→ Set problem
Reproduce the material word for word; the images stay out.

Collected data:
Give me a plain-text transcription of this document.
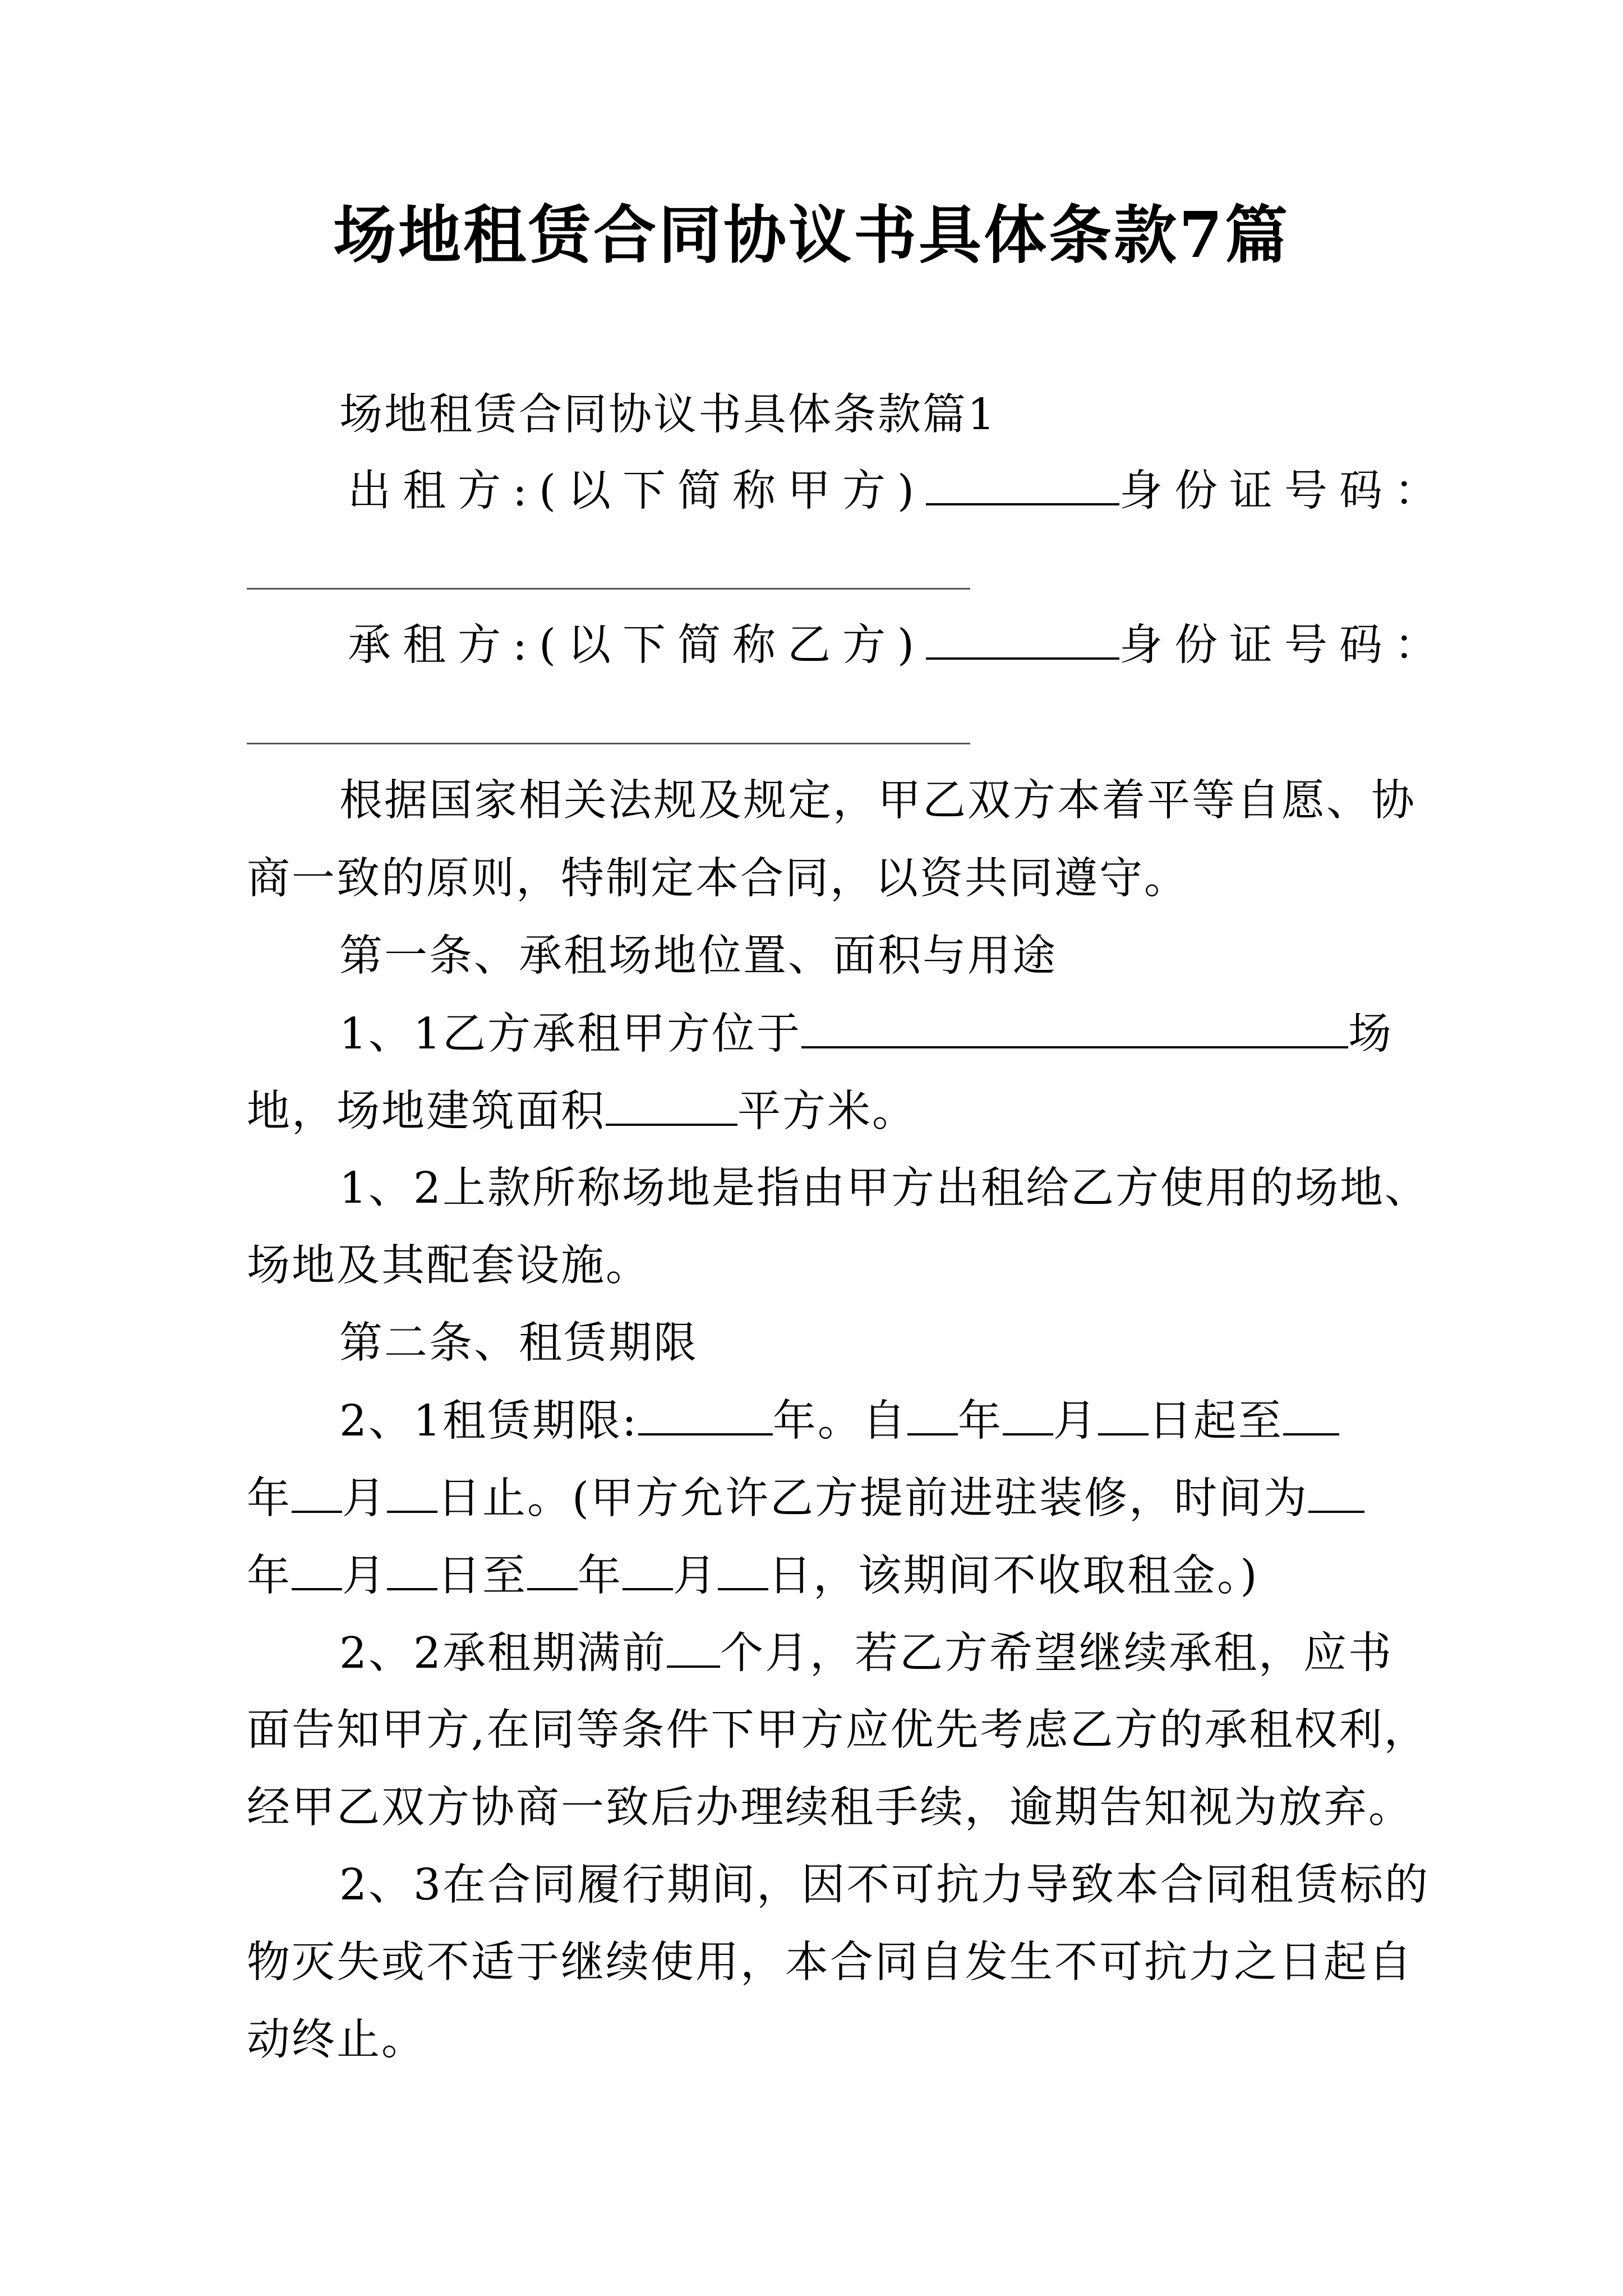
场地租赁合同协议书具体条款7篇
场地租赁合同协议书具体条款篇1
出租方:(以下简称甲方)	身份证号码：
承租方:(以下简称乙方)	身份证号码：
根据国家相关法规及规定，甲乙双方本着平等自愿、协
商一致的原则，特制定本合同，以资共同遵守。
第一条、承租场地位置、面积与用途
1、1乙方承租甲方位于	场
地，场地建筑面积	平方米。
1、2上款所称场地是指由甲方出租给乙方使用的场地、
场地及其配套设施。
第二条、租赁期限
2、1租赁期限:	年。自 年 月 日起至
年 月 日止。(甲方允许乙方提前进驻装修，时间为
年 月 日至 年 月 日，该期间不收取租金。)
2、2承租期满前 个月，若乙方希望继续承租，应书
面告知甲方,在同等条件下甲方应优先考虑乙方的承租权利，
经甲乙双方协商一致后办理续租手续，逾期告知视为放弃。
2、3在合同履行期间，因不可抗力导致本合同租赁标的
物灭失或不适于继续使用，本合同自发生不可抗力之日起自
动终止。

→ Answer below
Give me a plain-text transcription of this document.
场地租赁合同协议书具体条款7篇
场地租赁合同协议书具体条款篇1
出租方:(以下简称甲方)	身份证号码：
承租方:(以下简称乙方)	身份证号码：
根据国家相关法规及规定，甲乙双方本着平等自愿、协
商一致的原则，特制定本合同，以资共同遵守。
第一条、承租场地位置、面积与用途
1、1乙方承租甲方位于	场
地，场地建筑面积	平方米。
1、2上款所称场地是指由甲方出租给乙方使用的场地、
场地及其配套设施。
第二条、租赁期限
2、1租赁期限:	年。自 年 月 日起至
年 月 日止。(甲方允许乙方提前进驻装修，时间为
年 月 日至 年 月 日，该期间不收取租金。)
2、2承租期满前 个月，若乙方希望继续承租，应书
面告知甲方,在同等条件下甲方应优先考虑乙方的承租权利，
经甲乙双方协商一致后办理续租手续，逾期告知视为放弃。
2、3在合同履行期间，因不可抗力导致本合同租赁标的
物灭失或不适于继续使用，本合同自发生不可抗力之日起自
动终止。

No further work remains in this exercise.